─── INPUT DATA

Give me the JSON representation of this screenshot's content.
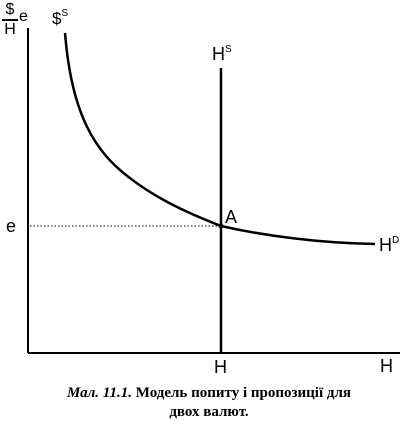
{
  "diagram": {
    "y_axis_label_numerator": "$",
    "y_axis_label_denominator": "H",
    "y_axis_label_suffix": "e",
    "x_axis_label": "H",
    "curve_s_label": "$",
    "curve_s_sup": "S",
    "line_hs_label": "H",
    "line_hs_sup": "S",
    "curve_hd_label": "H",
    "curve_hd_sup": "D",
    "point_label": "A",
    "e_tick_label": "e",
    "h_tick_label": "H"
  },
  "caption": {
    "number": "Мал. 11.1.",
    "text_line1": "Модель попиту і пропозиції для",
    "text_line2": "двох валют."
  }
}
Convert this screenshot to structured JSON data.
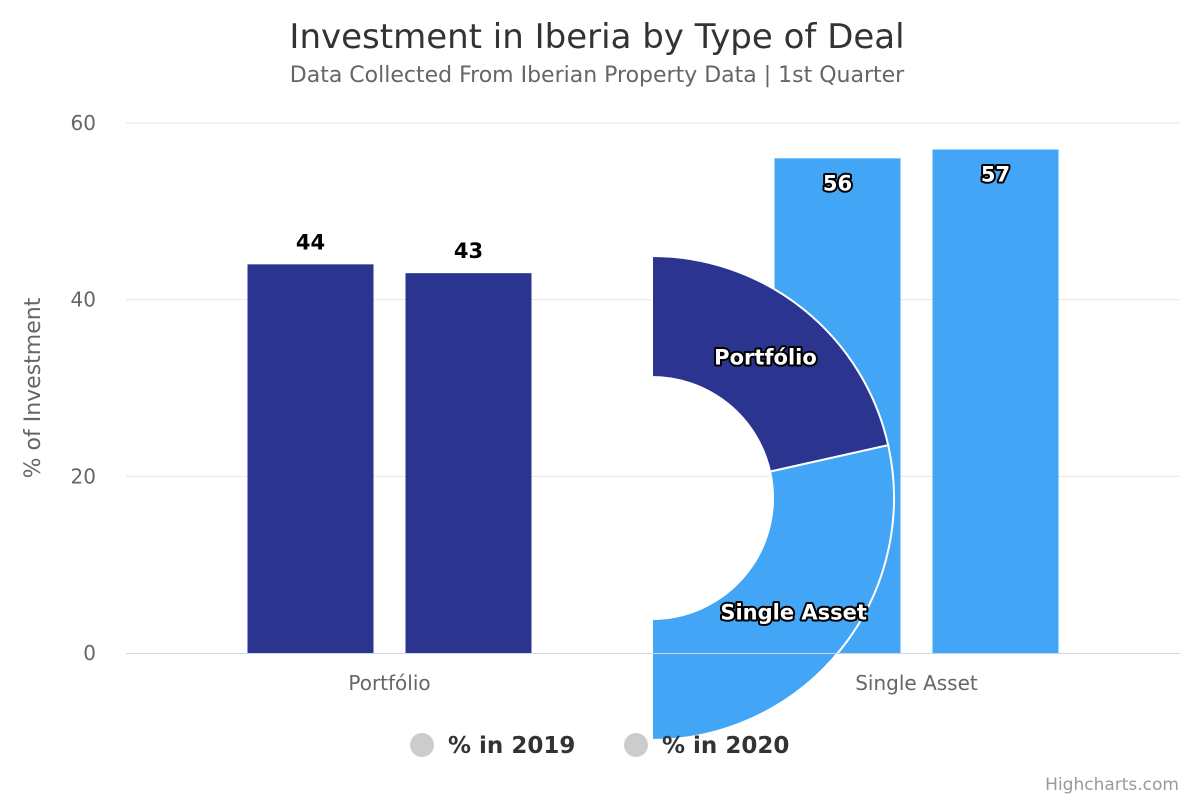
{
  "chart_data": {
    "type": "bar",
    "title": "Investment in Iberia by Type of Deal",
    "subtitle": "Data Collected From Iberian Property Data | 1st Quarter",
    "ylabel": "% of Investment",
    "ylim": [
      0,
      60
    ],
    "yticks": [
      0,
      20,
      40,
      60
    ],
    "categories": [
      "Portfólio",
      "Single Asset"
    ],
    "category_colors": [
      "#2b3590",
      "#43a5f5"
    ],
    "series": [
      {
        "name": "% in 2019",
        "values": [
          44,
          56
        ]
      },
      {
        "name": "% in 2020",
        "values": [
          43,
          57
        ]
      }
    ],
    "pie": {
      "slices": [
        {
          "label": "Portfólio",
          "value": 43,
          "color": "#2b3590"
        },
        {
          "label": "Single Asset",
          "value": 57,
          "color": "#43a5f5"
        }
      ]
    },
    "legend": {
      "placement": "bottom-center",
      "marker_color": "#cccccc"
    },
    "grid": true,
    "credits": "Highcharts.com"
  }
}
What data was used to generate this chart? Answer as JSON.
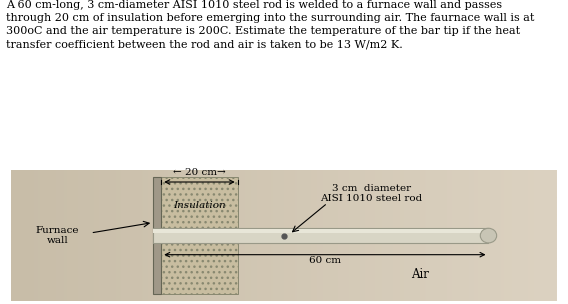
{
  "title_text": "A 60 cm-long, 3 cm-diameter AISI 1010 steel rod is welded to a furnace wall and passes\nthrough 20 cm of insulation before emerging into the surrounding air. The faurnace wall is at\n300oC and the air temperature is 200C. Estimate the temperature of the bar tip if the heat\ntransfer coefficient between the rod and air is taken to be 13 W/m2 K.",
  "title_fontsize": 8.0,
  "diagram_bg_left": "#c8bda8",
  "diagram_bg_right": "#ddd5c0",
  "wall_color": "#a09888",
  "wall_edge": "#666655",
  "insulation_face": "#c8bda0",
  "insulation_edge": "#888870",
  "rod_face": "#d8d5c5",
  "rod_top": "#e8e6d8",
  "rod_edge": "#999988",
  "tip_face": "#c8c5b5",
  "label_20cm": "← 20 cm→",
  "label_60cm": "←——————60 cm——————→",
  "label_insulation": "Insulation",
  "label_furnace": "Furnace\nwall",
  "label_air": "Air",
  "label_rod_line1": "3 cm  diameter",
  "label_rod_line2": "AISI 1010 steel rod"
}
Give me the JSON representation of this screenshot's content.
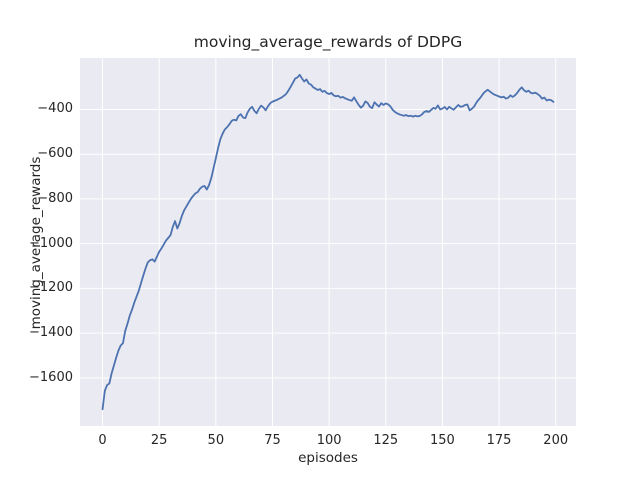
{
  "figure": {
    "title": "moving_average_rewards of DDPG",
    "xlabel": "episodes",
    "ylabel": "moving_average_rewards"
  },
  "chart_data": {
    "type": "line",
    "title": "moving_average_rewards of DDPG",
    "xlabel": "episodes",
    "ylabel": "moving_average_rewards",
    "grid": true,
    "legend": null,
    "x_ticks": [
      0,
      25,
      50,
      75,
      100,
      125,
      150,
      175,
      200
    ],
    "y_ticks": [
      -400,
      -600,
      -800,
      -1000,
      -1200,
      -1400,
      -1600
    ],
    "xlim": [
      -9.95,
      208.95
    ],
    "ylim": [
      -1815,
      -170
    ],
    "colors": {
      "line": "#4C72B0",
      "axes_background": "#EAEAF2",
      "grid": "#FFFFFF",
      "figure_background": "#FFFFFF",
      "text": "#262626"
    },
    "series": [
      {
        "name": "moving_average_rewards",
        "color": "#4C72B0",
        "x_start": 0,
        "x_step": 1,
        "values": [
          -1740,
          -1658,
          -1632,
          -1625,
          -1580,
          -1545,
          -1510,
          -1478,
          -1455,
          -1445,
          -1390,
          -1358,
          -1322,
          -1295,
          -1264,
          -1237,
          -1210,
          -1175,
          -1142,
          -1110,
          -1083,
          -1074,
          -1070,
          -1080,
          -1058,
          -1036,
          -1021,
          -1004,
          -986,
          -974,
          -962,
          -925,
          -899,
          -932,
          -908,
          -876,
          -851,
          -834,
          -816,
          -800,
          -786,
          -775,
          -769,
          -754,
          -745,
          -742,
          -758,
          -738,
          -706,
          -662,
          -618,
          -572,
          -533,
          -508,
          -489,
          -479,
          -466,
          -451,
          -446,
          -449,
          -429,
          -421,
          -436,
          -439,
          -414,
          -397,
          -388,
          -406,
          -417,
          -397,
          -383,
          -391,
          -404,
          -386,
          -372,
          -365,
          -361,
          -357,
          -352,
          -347,
          -339,
          -331,
          -316,
          -299,
          -281,
          -262,
          -257,
          -245,
          -261,
          -275,
          -266,
          -284,
          -289,
          -301,
          -307,
          -313,
          -309,
          -321,
          -317,
          -327,
          -331,
          -326,
          -337,
          -341,
          -339,
          -347,
          -344,
          -350,
          -354,
          -358,
          -361,
          -346,
          -363,
          -379,
          -392,
          -383,
          -364,
          -371,
          -388,
          -394,
          -368,
          -378,
          -387,
          -372,
          -380,
          -373,
          -377,
          -386,
          -401,
          -411,
          -417,
          -422,
          -425,
          -428,
          -425,
          -430,
          -428,
          -432,
          -428,
          -431,
          -429,
          -422,
          -411,
          -407,
          -411,
          -402,
          -393,
          -397,
          -382,
          -400,
          -396,
          -389,
          -400,
          -388,
          -396,
          -401,
          -390,
          -380,
          -388,
          -386,
          -380,
          -378,
          -404,
          -397,
          -387,
          -369,
          -356,
          -344,
          -329,
          -319,
          -312,
          -320,
          -328,
          -334,
          -338,
          -342,
          -346,
          -343,
          -351,
          -348,
          -337,
          -344,
          -337,
          -326,
          -312,
          -301,
          -314,
          -321,
          -316,
          -326,
          -328,
          -325,
          -331,
          -339,
          -352,
          -347,
          -360,
          -356,
          -359,
          -366
        ]
      }
    ]
  }
}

──────

> GIVEN EXERCISE: Reproduce every line of the material precisely, omitting its pictures.

> COMPLETE ANSWER:
Give me the JSON representation of this screenshot's content.
{
  "diagram": {
    "y_axis_label_numerator": "$",
    "y_axis_label_denominator": "H",
    "y_axis_label_suffix": "e",
    "x_axis_label": "H",
    "curve_s_label": "$",
    "curve_s_sup": "S",
    "line_hs_label": "H",
    "line_hs_sup": "S",
    "curve_hd_label": "H",
    "curve_hd_sup": "D",
    "point_label": "A",
    "e_tick_label": "e",
    "h_tick_label": "H"
  },
  "caption": {
    "number": "Мал. 11.1.",
    "text_line1": "Модель попиту і пропозиції для",
    "text_line2": "двох валют."
  }
}
Convert this screenshot to structured JSON data.
{
  "chart_data": {
    "type": "bar",
    "title": "Investment in Iberia by Type of Deal",
    "subtitle": "Data Collected From Iberian Property Data | 1st Quarter",
    "ylabel": "% of Investment",
    "ylim": [
      0,
      60
    ],
    "yticks": [
      0,
      20,
      40,
      60
    ],
    "categories": [
      "Portfólio",
      "Single Asset"
    ],
    "category_colors": [
      "#2b3590",
      "#43a5f5"
    ],
    "series": [
      {
        "name": "% in 2019",
        "values": [
          44,
          56
        ]
      },
      {
        "name": "% in 2020",
        "values": [
          43,
          57
        ]
      }
    ],
    "pie": {
      "slices": [
        {
          "label": "Portfólio",
          "value": 43,
          "color": "#2b3590"
        },
        {
          "label": "Single Asset",
          "value": 57,
          "color": "#43a5f5"
        }
      ]
    },
    "legend": {
      "placement": "bottom-center",
      "marker_color": "#cccccc"
    },
    "grid": true,
    "credits": "Highcharts.com"
  }
}
What data was used to generate this chart? Answer as JSON.
{
  "title_text": "A 60 cm-long, 3 cm-diameter AISI 1010 steel rod is welded to a furnace wall and passes\nthrough 20 cm of insulation before emerging into the surrounding air. The faurnace wall is at\n300oC and the air temperature is 200C. Estimate the temperature of the bar tip if the heat\ntransfer coefficient between the rod and air is taken to be 13 W/m2 K.",
  "title_fontsize": 8.0,
  "diagram_bg_left": "#c8bda8",
  "diagram_bg_right": "#ddd5c0",
  "wall_color": "#a09888",
  "wall_edge": "#666655",
  "insulation_face": "#c8bda0",
  "insulation_edge": "#888870",
  "rod_face": "#d8d5c5",
  "rod_top": "#e8e6d8",
  "rod_edge": "#999988",
  "tip_face": "#c8c5b5",
  "label_20cm": "← 20 cm→",
  "label_60cm": "←——————60 cm——————→",
  "label_insulation": "Insulation",
  "label_furnace": "Furnace\nwall",
  "label_air": "Air",
  "label_rod_line1": "3 cm  diameter",
  "label_rod_line2": "AISI 1010 steel rod"
}
Give me the JSON representation of this screenshot's content.
{
  "figure": {
    "title": "moving_average_rewards of DDPG",
    "xlabel": "episodes",
    "ylabel": "moving_average_rewards"
  },
  "chart_data": {
    "type": "line",
    "title": "moving_average_rewards of DDPG",
    "xlabel": "episodes",
    "ylabel": "moving_average_rewards",
    "grid": true,
    "legend": null,
    "x_ticks": [
      0,
      25,
      50,
      75,
      100,
      125,
      150,
      175,
      200
    ],
    "y_ticks": [
      -400,
      -600,
      -800,
      -1000,
      -1200,
      -1400,
      -1600
    ],
    "xlim": [
      -9.95,
      208.95
    ],
    "ylim": [
      -1815,
      -170
    ],
    "colors": {
      "line": "#4C72B0",
      "axes_background": "#EAEAF2",
      "grid": "#FFFFFF",
      "figure_background": "#FFFFFF",
      "text": "#262626"
    },
    "series": [
      {
        "name": "moving_average_rewards",
        "color": "#4C72B0",
        "x_start": 0,
        "x_step": 1,
        "values": [
          -1740,
          -1658,
          -1632,
          -1625,
          -1580,
          -1545,
          -1510,
          -1478,
          -1455,
          -1445,
          -1390,
          -1358,
          -1322,
          -1295,
          -1264,
          -1237,
          -1210,
          -1175,
          -1142,
          -1110,
          -1083,
          -1074,
          -1070,
          -1080,
          -1058,
          -1036,
          -1021,
          -1004,
          -986,
          -974,
          -962,
          -925,
          -899,
          -932,
          -908,
          -876,
          -851,
          -834,
          -816,
          -800,
          -786,
          -775,
          -769,
          -754,
          -745,
          -742,
          -758,
          -738,
          -706,
          -662,
          -618,
          -572,
          -533,
          -508,
          -489,
          -479,
          -466,
          -451,
          -446,
          -449,
          -429,
          -421,
          -436,
          -439,
          -414,
          -397,
          -388,
          -406,
          -417,
          -397,
          -383,
          -391,
          -404,
          -386,
          -372,
          -365,
          -361,
          -357,
          -352,
          -347,
          -339,
          -331,
          -316,
          -299,
          -281,
          -262,
          -257,
          -245,
          -261,
          -275,
          -266,
          -284,
          -289,
          -301,
          -307,
          -313,
          -309,
          -321,
          -317,
          -327,
          -331,
          -326,
          -337,
          -341,
          -339,
          -347,
          -344,
          -350,
          -354,
          -358,
          -361,
          -346,
          -363,
          -379,
          -392,
          -383,
          -364,
          -371,
          -388,
          -394,
          -368,
          -378,
          -387,
          -372,
          -380,
          -373,
          -377,
          -386,
          -401,
          -411,
          -417,
          -422,
          -425,
          -428,
          -425,
          -430,
          -428,
          -432,
          -428,
          -431,
          -429,
          -422,
          -411,
          -407,
          -411,
          -402,
          -393,
          -397,
          -382,
          -400,
          -396,
          -389,
          -400,
          -388,
          -396,
          -401,
          -390,
          -380,
          -388,
          -386,
          -380,
          -378,
          -404,
          -397,
          -387,
          -369,
          -356,
          -344,
          -329,
          -319,
          -312,
          -320,
          -328,
          -334,
          -338,
          -342,
          -346,
          -343,
          -351,
          -348,
          -337,
          -344,
          -337,
          -326,
          -312,
          -301,
          -314,
          -321,
          -316,
          -326,
          -328,
          -325,
          -331,
          -339,
          -352,
          -347,
          -360,
          -356,
          -359,
          -366
        ]
      }
    ]
  }
}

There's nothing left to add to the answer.